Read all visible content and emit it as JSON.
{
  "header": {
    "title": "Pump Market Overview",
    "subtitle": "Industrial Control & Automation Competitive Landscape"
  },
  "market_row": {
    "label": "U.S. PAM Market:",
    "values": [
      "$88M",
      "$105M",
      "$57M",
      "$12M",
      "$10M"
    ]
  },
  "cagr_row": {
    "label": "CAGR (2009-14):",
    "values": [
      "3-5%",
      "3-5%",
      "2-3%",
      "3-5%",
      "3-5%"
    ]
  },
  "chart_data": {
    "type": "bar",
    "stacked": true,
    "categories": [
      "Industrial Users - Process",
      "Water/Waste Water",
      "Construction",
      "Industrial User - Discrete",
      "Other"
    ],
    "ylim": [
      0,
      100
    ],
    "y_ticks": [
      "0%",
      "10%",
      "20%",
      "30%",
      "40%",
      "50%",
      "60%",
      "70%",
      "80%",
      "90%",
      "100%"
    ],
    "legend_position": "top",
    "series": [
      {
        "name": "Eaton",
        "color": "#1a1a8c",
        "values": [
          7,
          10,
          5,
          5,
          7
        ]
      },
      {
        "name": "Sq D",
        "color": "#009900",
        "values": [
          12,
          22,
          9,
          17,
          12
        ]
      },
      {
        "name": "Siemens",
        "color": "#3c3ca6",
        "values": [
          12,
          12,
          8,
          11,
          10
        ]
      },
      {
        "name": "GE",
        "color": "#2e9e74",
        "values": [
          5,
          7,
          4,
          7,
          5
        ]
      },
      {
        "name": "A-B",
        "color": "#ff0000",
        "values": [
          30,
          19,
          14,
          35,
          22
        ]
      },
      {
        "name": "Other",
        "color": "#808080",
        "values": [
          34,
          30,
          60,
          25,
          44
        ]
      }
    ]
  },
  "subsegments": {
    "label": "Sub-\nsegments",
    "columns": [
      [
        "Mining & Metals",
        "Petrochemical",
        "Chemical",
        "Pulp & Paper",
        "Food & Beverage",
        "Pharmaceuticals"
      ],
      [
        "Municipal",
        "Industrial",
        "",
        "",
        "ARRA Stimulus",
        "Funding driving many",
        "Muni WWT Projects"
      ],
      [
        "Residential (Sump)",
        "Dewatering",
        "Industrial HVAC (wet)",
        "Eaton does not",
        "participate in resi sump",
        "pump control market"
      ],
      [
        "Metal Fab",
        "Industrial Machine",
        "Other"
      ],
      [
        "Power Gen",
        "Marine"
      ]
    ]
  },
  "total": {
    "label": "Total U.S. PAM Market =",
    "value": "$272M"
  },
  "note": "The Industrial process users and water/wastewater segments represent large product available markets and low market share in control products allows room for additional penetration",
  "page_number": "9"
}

━━━━━━━━━━━━━━━━

» **GOAL**: Copy out the whole listing exactly.

» **OUTPUT OF THE EXERCISE**:
Read all visible content and emit it as JSON.
{
  "header": {
    "title": "Pump Market Overview",
    "subtitle": "Industrial Control & Automation Competitive Landscape"
  },
  "market_row": {
    "label": "U.S. PAM Market:",
    "values": [
      "$88M",
      "$105M",
      "$57M",
      "$12M",
      "$10M"
    ]
  },
  "cagr_row": {
    "label": "CAGR (2009-14):",
    "values": [
      "3-5%",
      "3-5%",
      "2-3%",
      "3-5%",
      "3-5%"
    ]
  },
  "chart_data": {
    "type": "bar",
    "stacked": true,
    "categories": [
      "Industrial Users - Process",
      "Water/Waste Water",
      "Construction",
      "Industrial User - Discrete",
      "Other"
    ],
    "ylim": [
      0,
      100
    ],
    "y_ticks": [
      "0%",
      "10%",
      "20%",
      "30%",
      "40%",
      "50%",
      "60%",
      "70%",
      "80%",
      "90%",
      "100%"
    ],
    "legend_position": "top",
    "series": [
      {
        "name": "Eaton",
        "color": "#1a1a8c",
        "values": [
          7,
          10,
          5,
          5,
          7
        ]
      },
      {
        "name": "Sq D",
        "color": "#009900",
        "values": [
          12,
          22,
          9,
          17,
          12
        ]
      },
      {
        "name": "Siemens",
        "color": "#3c3ca6",
        "values": [
          12,
          12,
          8,
          11,
          10
        ]
      },
      {
        "name": "GE",
        "color": "#2e9e74",
        "values": [
          5,
          7,
          4,
          7,
          5
        ]
      },
      {
        "name": "A-B",
        "color": "#ff0000",
        "values": [
          30,
          19,
          14,
          35,
          22
        ]
      },
      {
        "name": "Other",
        "color": "#808080",
        "values": [
          34,
          30,
          60,
          25,
          44
        ]
      }
    ]
  },
  "subsegments": {
    "label": "Sub-\nsegments",
    "columns": [
      [
        "Mining & Metals",
        "Petrochemical",
        "Chemical",
        "Pulp & Paper",
        "Food & Beverage",
        "Pharmaceuticals"
      ],
      [
        "Municipal",
        "Industrial",
        "",
        "",
        "ARRA Stimulus",
        "Funding driving many",
        "Muni WWT Projects"
      ],
      [
        "Residential (Sump)",
        "Dewatering",
        "Industrial HVAC (wet)",
        "Eaton does not",
        "participate in resi sump",
        "pump control market"
      ],
      [
        "Metal Fab",
        "Industrial Machine",
        "Other"
      ],
      [
        "Power Gen",
        "Marine"
      ]
    ]
  },
  "total": {
    "label": "Total U.S. PAM Market =",
    "value": "$272M"
  },
  "note": "The Industrial process users and water/wastewater segments represent large product available markets and low market share in control products allows room for additional penetration",
  "page_number": "9"
}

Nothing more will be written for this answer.